— START Data excerpts —
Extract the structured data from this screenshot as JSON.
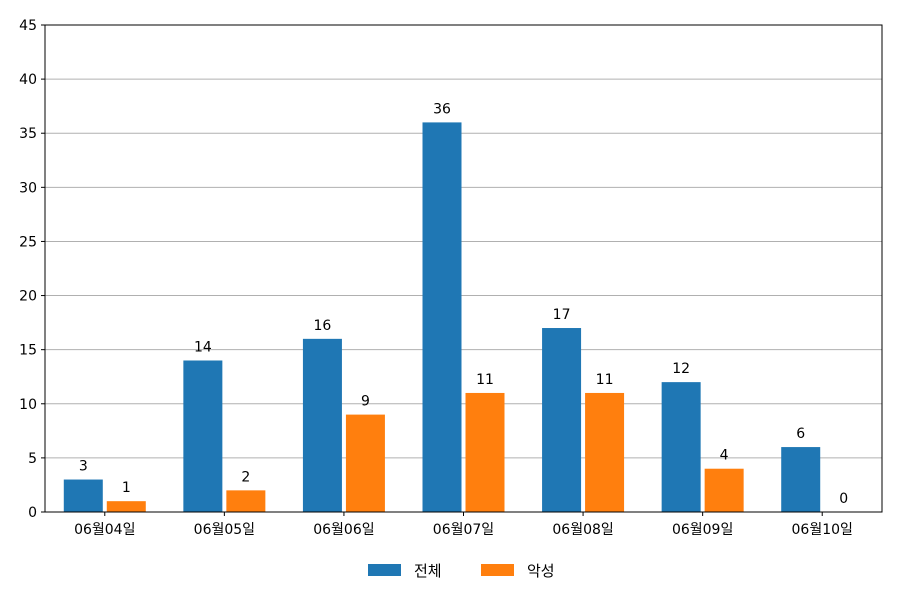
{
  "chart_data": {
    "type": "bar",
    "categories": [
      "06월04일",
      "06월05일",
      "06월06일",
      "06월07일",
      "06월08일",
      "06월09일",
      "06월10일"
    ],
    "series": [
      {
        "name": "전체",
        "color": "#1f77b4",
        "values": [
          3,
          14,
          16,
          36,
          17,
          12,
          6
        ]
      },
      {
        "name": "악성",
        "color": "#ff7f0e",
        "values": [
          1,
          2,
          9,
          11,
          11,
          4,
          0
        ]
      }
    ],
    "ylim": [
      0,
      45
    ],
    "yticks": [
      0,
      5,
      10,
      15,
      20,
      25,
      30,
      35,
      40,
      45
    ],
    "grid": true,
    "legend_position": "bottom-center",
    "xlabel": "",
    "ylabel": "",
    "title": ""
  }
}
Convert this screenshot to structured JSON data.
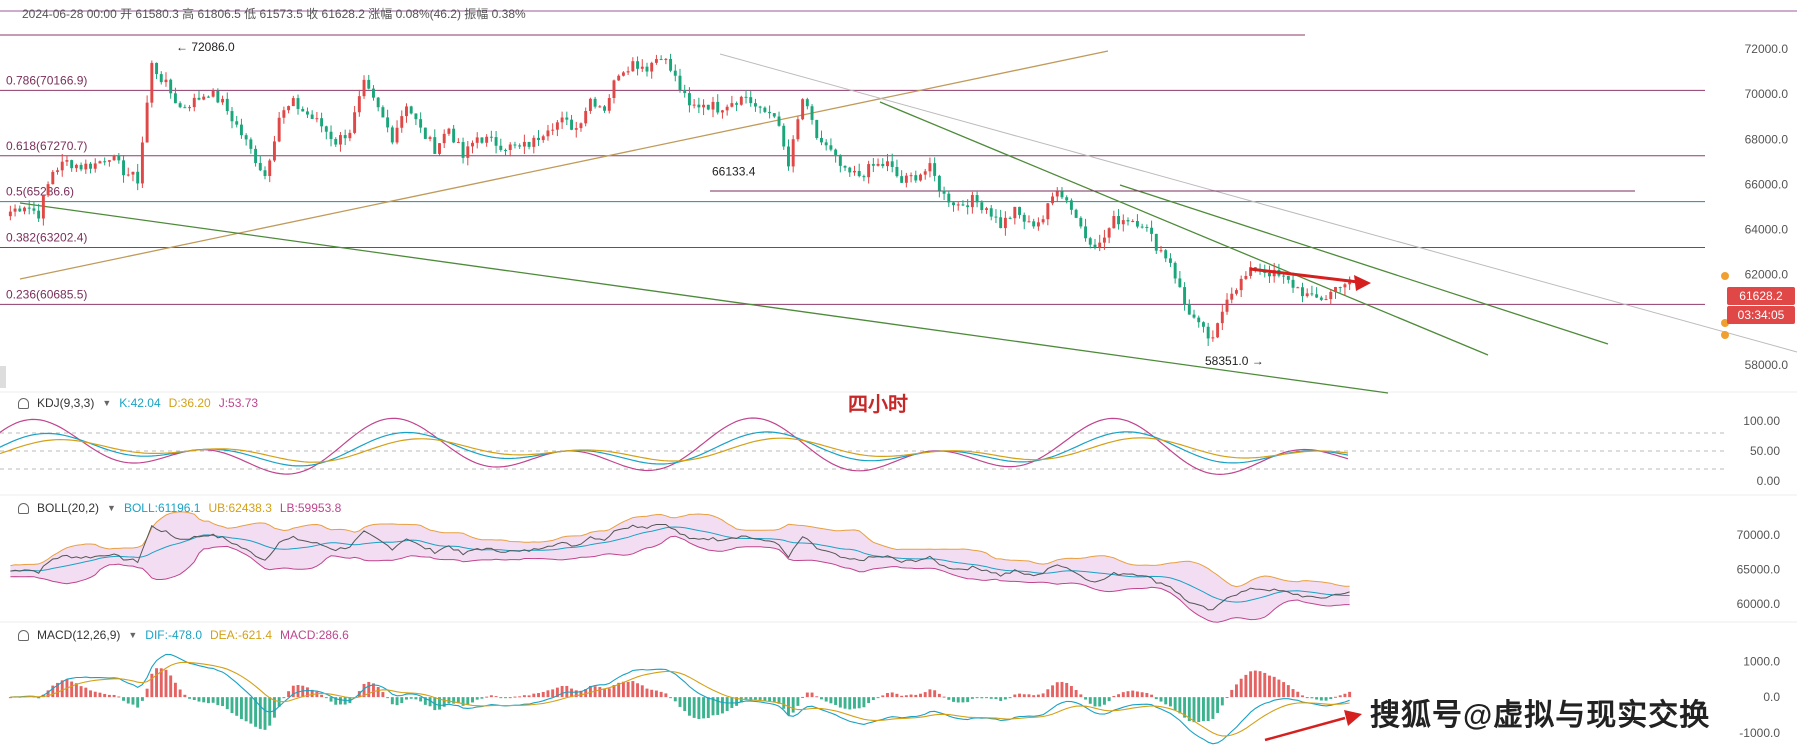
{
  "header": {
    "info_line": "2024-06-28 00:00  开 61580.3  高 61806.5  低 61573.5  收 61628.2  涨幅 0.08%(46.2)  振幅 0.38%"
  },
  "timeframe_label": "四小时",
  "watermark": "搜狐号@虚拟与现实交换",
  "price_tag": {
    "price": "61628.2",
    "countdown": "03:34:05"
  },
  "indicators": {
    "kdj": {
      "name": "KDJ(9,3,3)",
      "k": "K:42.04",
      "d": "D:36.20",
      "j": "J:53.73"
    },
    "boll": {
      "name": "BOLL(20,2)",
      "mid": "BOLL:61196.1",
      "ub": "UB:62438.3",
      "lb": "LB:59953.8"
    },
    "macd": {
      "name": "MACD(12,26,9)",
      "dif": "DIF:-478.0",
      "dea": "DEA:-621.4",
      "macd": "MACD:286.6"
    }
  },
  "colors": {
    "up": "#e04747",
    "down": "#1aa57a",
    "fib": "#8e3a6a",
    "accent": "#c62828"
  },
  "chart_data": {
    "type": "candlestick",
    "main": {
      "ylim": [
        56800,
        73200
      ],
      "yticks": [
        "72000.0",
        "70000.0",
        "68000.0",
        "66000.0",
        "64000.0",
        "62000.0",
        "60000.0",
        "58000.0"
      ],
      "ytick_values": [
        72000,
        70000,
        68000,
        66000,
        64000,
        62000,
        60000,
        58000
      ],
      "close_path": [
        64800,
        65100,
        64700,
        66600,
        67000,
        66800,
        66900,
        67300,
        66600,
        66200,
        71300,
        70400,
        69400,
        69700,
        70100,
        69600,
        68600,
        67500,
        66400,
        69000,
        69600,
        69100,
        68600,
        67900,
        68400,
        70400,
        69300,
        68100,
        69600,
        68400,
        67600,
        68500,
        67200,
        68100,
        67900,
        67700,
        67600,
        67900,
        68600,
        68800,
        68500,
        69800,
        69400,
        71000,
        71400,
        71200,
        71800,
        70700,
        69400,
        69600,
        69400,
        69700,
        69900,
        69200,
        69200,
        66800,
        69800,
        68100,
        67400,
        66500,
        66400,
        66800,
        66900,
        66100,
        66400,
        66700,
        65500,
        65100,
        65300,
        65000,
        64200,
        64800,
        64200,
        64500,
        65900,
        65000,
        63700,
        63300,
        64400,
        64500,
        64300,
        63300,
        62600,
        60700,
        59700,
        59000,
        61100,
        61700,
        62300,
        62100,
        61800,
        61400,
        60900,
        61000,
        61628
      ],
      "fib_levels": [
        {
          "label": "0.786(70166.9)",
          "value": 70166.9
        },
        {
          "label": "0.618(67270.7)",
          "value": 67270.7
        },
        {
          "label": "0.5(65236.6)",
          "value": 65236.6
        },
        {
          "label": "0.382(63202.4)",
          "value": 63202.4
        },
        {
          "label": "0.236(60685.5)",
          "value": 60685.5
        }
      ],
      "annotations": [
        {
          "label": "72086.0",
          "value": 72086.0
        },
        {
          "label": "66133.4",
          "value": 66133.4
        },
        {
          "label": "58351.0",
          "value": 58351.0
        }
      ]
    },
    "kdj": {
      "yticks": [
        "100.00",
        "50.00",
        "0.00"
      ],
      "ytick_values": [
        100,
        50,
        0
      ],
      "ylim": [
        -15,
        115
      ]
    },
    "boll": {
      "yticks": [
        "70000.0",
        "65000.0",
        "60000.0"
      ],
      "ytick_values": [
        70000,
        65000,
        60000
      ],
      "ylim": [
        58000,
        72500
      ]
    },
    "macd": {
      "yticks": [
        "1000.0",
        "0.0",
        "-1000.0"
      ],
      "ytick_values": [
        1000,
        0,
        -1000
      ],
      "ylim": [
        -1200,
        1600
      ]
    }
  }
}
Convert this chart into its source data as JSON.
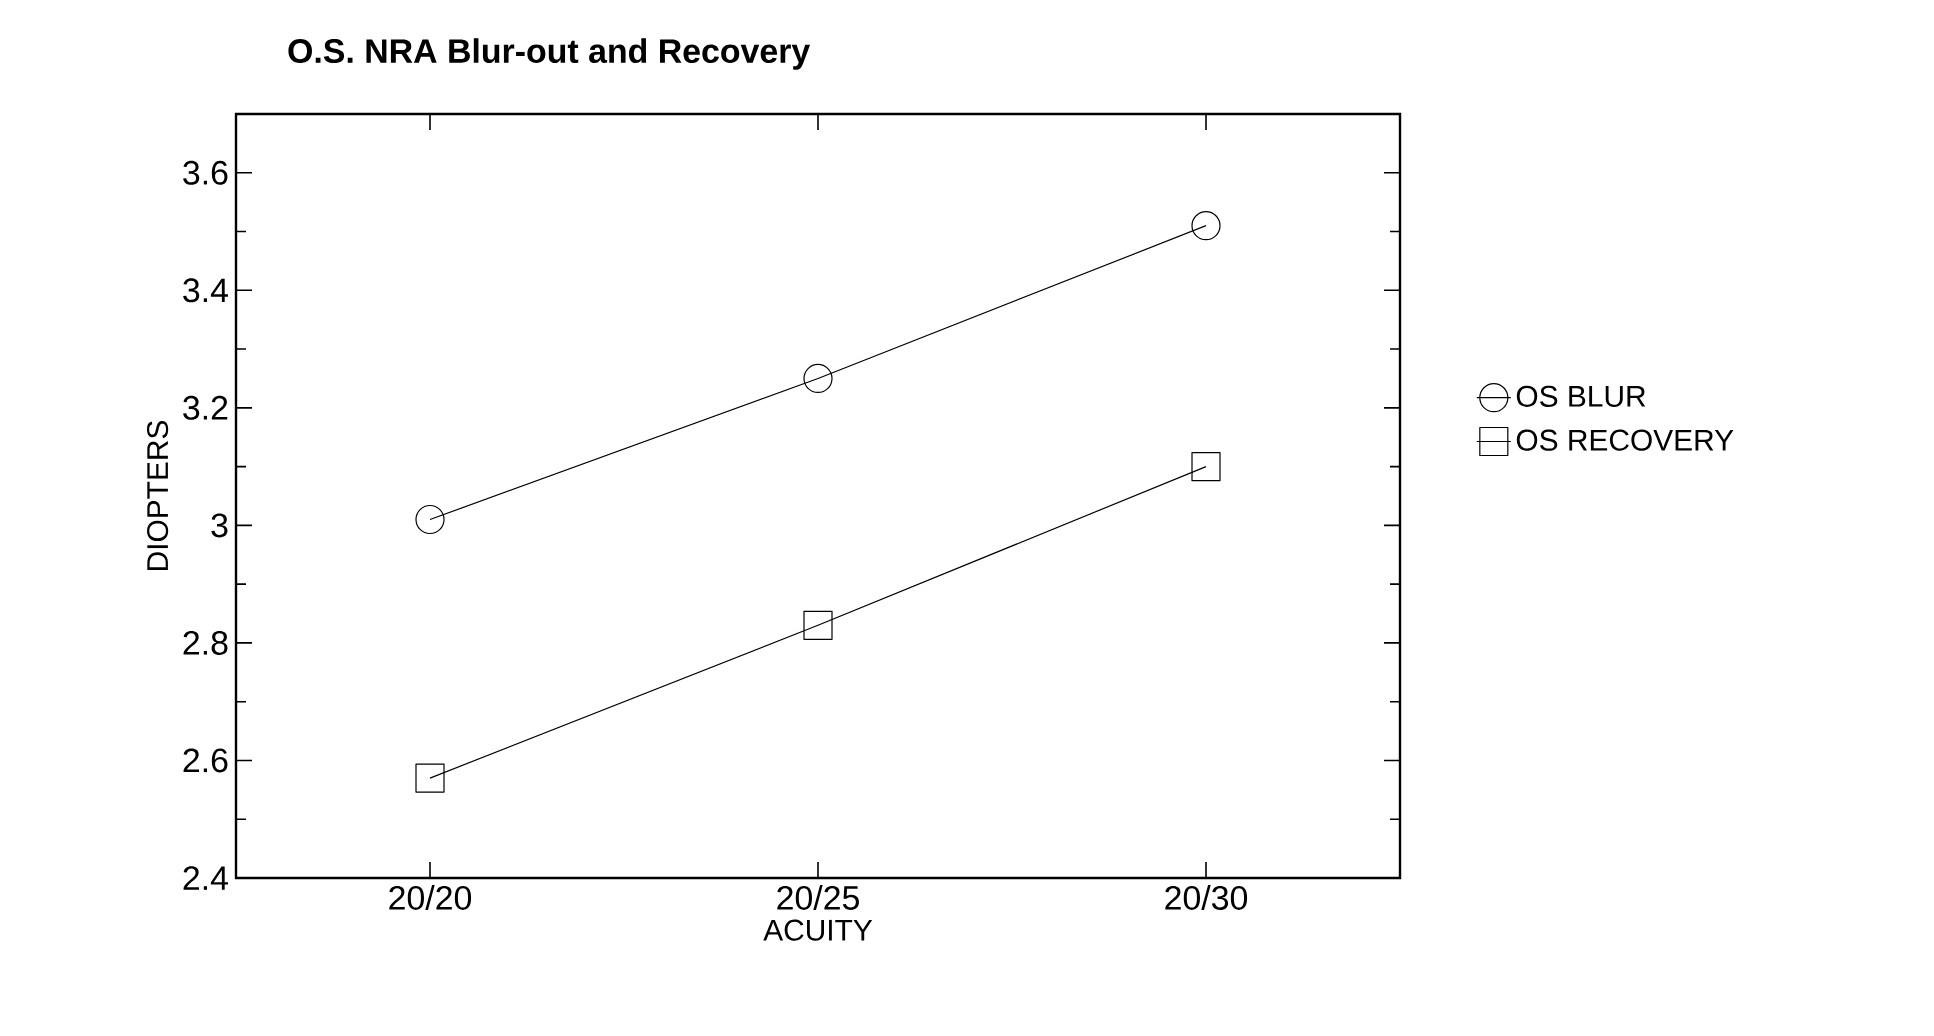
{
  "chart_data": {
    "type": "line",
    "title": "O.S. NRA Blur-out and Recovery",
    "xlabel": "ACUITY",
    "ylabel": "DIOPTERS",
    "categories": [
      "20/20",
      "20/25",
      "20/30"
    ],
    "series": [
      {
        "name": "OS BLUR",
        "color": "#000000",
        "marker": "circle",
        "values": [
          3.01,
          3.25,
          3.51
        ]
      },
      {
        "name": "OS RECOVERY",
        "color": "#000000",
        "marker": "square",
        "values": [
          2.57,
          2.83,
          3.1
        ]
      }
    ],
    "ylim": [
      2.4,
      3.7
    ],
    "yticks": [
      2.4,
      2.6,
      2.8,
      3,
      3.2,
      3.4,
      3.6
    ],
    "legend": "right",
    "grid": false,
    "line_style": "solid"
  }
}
— END Data excerpts —
▸ **Task brief**: Without the pictures, print the whole listing exactly as given.

▸ **Written answer**:
Extract the structured data from this screenshot as JSON.
{
  "chart_data": {
    "type": "bar",
    "categories": [
      "06월04일",
      "06월05일",
      "06월06일",
      "06월07일",
      "06월08일",
      "06월09일",
      "06월10일"
    ],
    "series": [
      {
        "name": "전체",
        "color": "#1f77b4",
        "values": [
          3,
          14,
          16,
          36,
          17,
          12,
          6
        ]
      },
      {
        "name": "악성",
        "color": "#ff7f0e",
        "values": [
          1,
          2,
          9,
          11,
          11,
          4,
          0
        ]
      }
    ],
    "ylim": [
      0,
      45
    ],
    "yticks": [
      0,
      5,
      10,
      15,
      20,
      25,
      30,
      35,
      40,
      45
    ],
    "grid": true,
    "legend_position": "bottom-center",
    "xlabel": "",
    "ylabel": "",
    "title": ""
  }
}
Convert this screenshot to structured JSON data.
{
  "header": {
    "info_line": "2024-06-28 00:00  开 61580.3  高 61806.5  低 61573.5  收 61628.2  涨幅 0.08%(46.2)  振幅 0.38%"
  },
  "timeframe_label": "四小时",
  "watermark": "搜狐号@虚拟与现实交换",
  "price_tag": {
    "price": "61628.2",
    "countdown": "03:34:05"
  },
  "indicators": {
    "kdj": {
      "name": "KDJ(9,3,3)",
      "k": "K:42.04",
      "d": "D:36.20",
      "j": "J:53.73"
    },
    "boll": {
      "name": "BOLL(20,2)",
      "mid": "BOLL:61196.1",
      "ub": "UB:62438.3",
      "lb": "LB:59953.8"
    },
    "macd": {
      "name": "MACD(12,26,9)",
      "dif": "DIF:-478.0",
      "dea": "DEA:-621.4",
      "macd": "MACD:286.6"
    }
  },
  "colors": {
    "up": "#e04747",
    "down": "#1aa57a",
    "fib": "#8e3a6a",
    "accent": "#c62828"
  },
  "chart_data": {
    "type": "candlestick",
    "main": {
      "ylim": [
        56800,
        73200
      ],
      "yticks": [
        "72000.0",
        "70000.0",
        "68000.0",
        "66000.0",
        "64000.0",
        "62000.0",
        "60000.0",
        "58000.0"
      ],
      "ytick_values": [
        72000,
        70000,
        68000,
        66000,
        64000,
        62000,
        60000,
        58000
      ],
      "close_path": [
        64800,
        65100,
        64700,
        66600,
        67000,
        66800,
        66900,
        67300,
        66600,
        66200,
        71300,
        70400,
        69400,
        69700,
        70100,
        69600,
        68600,
        67500,
        66400,
        69000,
        69600,
        69100,
        68600,
        67900,
        68400,
        70400,
        69300,
        68100,
        69600,
        68400,
        67600,
        68500,
        67200,
        68100,
        67900,
        67700,
        67600,
        67900,
        68600,
        68800,
        68500,
        69800,
        69400,
        71000,
        71400,
        71200,
        71800,
        70700,
        69400,
        69600,
        69400,
        69700,
        69900,
        69200,
        69200,
        66800,
        69800,
        68100,
        67400,
        66500,
        66400,
        66800,
        66900,
        66100,
        66400,
        66700,
        65500,
        65100,
        65300,
        65000,
        64200,
        64800,
        64200,
        64500,
        65900,
        65000,
        63700,
        63300,
        64400,
        64500,
        64300,
        63300,
        62600,
        60700,
        59700,
        59000,
        61100,
        61700,
        62300,
        62100,
        61800,
        61400,
        60900,
        61000,
        61628
      ],
      "fib_levels": [
        {
          "label": "0.786(70166.9)",
          "value": 70166.9
        },
        {
          "label": "0.618(67270.7)",
          "value": 67270.7
        },
        {
          "label": "0.5(65236.6)",
          "value": 65236.6
        },
        {
          "label": "0.382(63202.4)",
          "value": 63202.4
        },
        {
          "label": "0.236(60685.5)",
          "value": 60685.5
        }
      ],
      "annotations": [
        {
          "label": "72086.0",
          "value": 72086.0
        },
        {
          "label": "66133.4",
          "value": 66133.4
        },
        {
          "label": "58351.0",
          "value": 58351.0
        }
      ]
    },
    "kdj": {
      "yticks": [
        "100.00",
        "50.00",
        "0.00"
      ],
      "ytick_values": [
        100,
        50,
        0
      ],
      "ylim": [
        -15,
        115
      ]
    },
    "boll": {
      "yticks": [
        "70000.0",
        "65000.0",
        "60000.0"
      ],
      "ytick_values": [
        70000,
        65000,
        60000
      ],
      "ylim": [
        58000,
        72500
      ]
    },
    "macd": {
      "yticks": [
        "1000.0",
        "0.0",
        "-1000.0"
      ],
      "ytick_values": [
        1000,
        0,
        -1000
      ],
      "ylim": [
        -1200,
        1600
      ]
    }
  }
}
Convert this chart into its source data as JSON.
{
  "chart_data": {
    "type": "line",
    "title": "O.S. NRA Blur-out and Recovery",
    "xlabel": "ACUITY",
    "ylabel": "DIOPTERS",
    "categories": [
      "20/20",
      "20/25",
      "20/30"
    ],
    "series": [
      {
        "name": "OS BLUR",
        "color": "#000000",
        "marker": "circle",
        "values": [
          3.01,
          3.25,
          3.51
        ]
      },
      {
        "name": "OS RECOVERY",
        "color": "#000000",
        "marker": "square",
        "values": [
          2.57,
          2.83,
          3.1
        ]
      }
    ],
    "ylim": [
      2.4,
      3.7
    ],
    "yticks": [
      2.4,
      2.6,
      2.8,
      3,
      3.2,
      3.4,
      3.6
    ],
    "legend": "right",
    "grid": false,
    "line_style": "solid"
  }
}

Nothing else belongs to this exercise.